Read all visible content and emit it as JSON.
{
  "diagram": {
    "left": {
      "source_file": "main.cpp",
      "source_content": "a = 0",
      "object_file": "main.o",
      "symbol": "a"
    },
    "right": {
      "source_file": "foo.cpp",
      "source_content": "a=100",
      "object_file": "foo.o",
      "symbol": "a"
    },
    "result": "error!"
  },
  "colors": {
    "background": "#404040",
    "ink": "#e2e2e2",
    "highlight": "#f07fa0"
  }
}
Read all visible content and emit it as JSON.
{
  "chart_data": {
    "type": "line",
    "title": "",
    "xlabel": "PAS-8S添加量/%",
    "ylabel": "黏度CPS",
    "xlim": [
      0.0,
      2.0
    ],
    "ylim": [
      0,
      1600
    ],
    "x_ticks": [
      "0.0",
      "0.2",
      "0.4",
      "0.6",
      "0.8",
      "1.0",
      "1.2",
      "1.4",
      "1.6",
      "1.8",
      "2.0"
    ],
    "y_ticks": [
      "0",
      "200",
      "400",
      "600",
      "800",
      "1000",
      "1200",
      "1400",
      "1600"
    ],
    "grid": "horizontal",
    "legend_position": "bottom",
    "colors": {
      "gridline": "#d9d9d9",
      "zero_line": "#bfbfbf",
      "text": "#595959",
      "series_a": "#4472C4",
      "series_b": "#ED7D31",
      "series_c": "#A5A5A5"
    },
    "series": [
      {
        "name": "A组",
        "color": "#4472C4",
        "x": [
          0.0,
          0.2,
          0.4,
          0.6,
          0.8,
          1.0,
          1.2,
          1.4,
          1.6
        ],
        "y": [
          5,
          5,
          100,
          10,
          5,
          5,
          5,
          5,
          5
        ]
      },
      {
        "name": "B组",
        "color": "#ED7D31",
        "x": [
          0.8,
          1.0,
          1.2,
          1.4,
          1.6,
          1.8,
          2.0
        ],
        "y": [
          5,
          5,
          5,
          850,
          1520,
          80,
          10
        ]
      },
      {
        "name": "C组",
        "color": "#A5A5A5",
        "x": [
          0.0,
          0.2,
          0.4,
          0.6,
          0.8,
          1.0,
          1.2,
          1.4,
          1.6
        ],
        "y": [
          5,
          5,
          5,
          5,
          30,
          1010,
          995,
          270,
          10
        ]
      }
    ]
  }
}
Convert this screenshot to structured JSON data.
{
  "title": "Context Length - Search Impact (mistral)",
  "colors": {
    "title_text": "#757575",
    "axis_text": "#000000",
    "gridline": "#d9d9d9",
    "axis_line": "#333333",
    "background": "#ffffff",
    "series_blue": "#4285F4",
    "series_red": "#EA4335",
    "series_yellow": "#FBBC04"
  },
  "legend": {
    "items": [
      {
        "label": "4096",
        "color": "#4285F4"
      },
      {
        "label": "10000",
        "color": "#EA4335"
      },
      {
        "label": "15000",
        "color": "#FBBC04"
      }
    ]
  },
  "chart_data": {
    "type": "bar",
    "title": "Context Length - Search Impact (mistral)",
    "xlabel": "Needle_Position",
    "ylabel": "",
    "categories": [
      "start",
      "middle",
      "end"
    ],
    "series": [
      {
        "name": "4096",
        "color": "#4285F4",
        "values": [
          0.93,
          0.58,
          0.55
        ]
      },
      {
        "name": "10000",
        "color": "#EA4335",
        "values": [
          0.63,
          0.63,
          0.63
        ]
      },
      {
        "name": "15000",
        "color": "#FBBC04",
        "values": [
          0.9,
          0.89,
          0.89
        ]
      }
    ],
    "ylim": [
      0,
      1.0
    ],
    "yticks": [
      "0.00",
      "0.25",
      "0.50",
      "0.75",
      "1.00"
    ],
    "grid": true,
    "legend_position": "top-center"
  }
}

========================

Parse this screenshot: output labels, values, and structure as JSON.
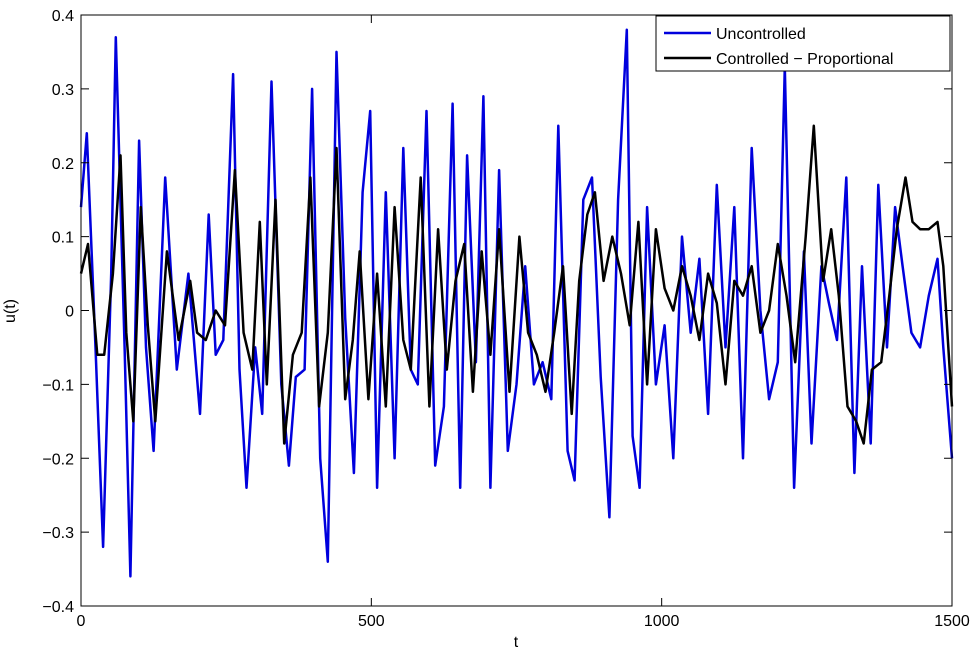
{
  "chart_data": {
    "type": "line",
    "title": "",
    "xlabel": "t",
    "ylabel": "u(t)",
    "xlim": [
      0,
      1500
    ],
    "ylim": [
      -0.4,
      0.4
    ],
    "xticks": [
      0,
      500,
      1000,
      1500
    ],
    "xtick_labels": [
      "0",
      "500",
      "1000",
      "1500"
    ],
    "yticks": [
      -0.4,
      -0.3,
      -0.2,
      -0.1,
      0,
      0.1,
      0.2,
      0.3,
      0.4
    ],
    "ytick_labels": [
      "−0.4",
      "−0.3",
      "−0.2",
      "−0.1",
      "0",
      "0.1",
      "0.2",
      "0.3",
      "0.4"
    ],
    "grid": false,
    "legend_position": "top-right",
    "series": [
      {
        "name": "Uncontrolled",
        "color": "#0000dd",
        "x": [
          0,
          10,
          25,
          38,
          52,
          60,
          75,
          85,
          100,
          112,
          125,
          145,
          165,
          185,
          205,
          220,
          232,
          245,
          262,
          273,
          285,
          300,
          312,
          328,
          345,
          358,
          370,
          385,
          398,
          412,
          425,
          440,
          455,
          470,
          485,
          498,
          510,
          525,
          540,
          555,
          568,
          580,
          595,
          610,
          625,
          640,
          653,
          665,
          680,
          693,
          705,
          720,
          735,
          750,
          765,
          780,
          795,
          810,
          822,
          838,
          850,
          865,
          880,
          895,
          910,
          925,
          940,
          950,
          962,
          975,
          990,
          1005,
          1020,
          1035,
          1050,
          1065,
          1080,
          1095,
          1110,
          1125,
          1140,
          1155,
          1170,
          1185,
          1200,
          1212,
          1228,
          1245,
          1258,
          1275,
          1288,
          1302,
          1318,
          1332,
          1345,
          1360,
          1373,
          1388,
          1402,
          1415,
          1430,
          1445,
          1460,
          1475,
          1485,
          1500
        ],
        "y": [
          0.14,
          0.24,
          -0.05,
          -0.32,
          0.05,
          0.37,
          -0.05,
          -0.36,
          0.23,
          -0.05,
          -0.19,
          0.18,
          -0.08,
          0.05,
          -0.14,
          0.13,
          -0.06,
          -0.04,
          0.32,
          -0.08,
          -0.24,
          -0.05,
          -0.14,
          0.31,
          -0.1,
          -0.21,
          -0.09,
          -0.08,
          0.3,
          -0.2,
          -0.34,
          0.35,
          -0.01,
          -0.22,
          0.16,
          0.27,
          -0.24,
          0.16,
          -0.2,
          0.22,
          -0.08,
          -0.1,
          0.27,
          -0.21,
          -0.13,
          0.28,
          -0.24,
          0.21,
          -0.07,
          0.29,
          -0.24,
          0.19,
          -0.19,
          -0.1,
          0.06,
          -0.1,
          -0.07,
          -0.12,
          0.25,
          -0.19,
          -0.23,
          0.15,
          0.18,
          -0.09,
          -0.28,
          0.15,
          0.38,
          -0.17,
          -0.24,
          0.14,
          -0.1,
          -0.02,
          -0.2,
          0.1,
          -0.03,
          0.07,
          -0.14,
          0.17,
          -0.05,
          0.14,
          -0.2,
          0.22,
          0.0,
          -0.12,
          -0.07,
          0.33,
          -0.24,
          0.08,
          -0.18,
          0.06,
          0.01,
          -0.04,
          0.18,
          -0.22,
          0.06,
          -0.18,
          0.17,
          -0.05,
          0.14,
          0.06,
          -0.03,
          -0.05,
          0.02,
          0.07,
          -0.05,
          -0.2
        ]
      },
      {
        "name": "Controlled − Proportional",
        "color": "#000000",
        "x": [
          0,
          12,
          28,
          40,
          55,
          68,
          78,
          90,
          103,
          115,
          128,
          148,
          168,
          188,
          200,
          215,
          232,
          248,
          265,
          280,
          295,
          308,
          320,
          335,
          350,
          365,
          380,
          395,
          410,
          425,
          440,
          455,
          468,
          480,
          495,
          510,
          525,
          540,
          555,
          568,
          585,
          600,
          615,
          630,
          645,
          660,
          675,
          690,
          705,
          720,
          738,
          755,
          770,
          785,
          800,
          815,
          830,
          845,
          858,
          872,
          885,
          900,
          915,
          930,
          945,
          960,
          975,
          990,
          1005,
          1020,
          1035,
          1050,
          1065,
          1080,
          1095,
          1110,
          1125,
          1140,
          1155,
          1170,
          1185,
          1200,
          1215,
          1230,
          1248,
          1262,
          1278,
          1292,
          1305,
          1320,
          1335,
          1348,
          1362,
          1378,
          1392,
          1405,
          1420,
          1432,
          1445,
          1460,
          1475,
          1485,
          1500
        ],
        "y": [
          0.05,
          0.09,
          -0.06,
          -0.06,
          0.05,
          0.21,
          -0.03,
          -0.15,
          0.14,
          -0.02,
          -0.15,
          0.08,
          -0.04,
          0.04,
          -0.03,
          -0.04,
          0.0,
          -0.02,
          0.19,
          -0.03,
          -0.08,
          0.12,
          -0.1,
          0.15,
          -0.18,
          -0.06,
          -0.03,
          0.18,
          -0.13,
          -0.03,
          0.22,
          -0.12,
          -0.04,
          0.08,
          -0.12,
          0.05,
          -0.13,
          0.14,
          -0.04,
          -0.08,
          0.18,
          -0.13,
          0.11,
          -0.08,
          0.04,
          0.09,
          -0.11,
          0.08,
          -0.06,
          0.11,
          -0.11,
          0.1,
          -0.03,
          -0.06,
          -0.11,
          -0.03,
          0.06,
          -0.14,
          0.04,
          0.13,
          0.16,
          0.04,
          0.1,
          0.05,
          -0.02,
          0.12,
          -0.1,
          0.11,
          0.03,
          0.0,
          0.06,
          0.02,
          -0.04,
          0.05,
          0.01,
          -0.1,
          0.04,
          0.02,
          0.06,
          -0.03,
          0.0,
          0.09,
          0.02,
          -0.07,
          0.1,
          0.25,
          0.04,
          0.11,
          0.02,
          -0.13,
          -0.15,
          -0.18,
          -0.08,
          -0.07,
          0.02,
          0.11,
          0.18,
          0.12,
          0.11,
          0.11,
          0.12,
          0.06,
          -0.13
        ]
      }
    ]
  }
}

========================

» What to do:
Look through the data above. Each line containing the word "Length" needs to be copied.

» Complete answer:
  "title": "Context Length - Search Impact (mistral)",
    "title": "Context Length - Search Impact (mistral)",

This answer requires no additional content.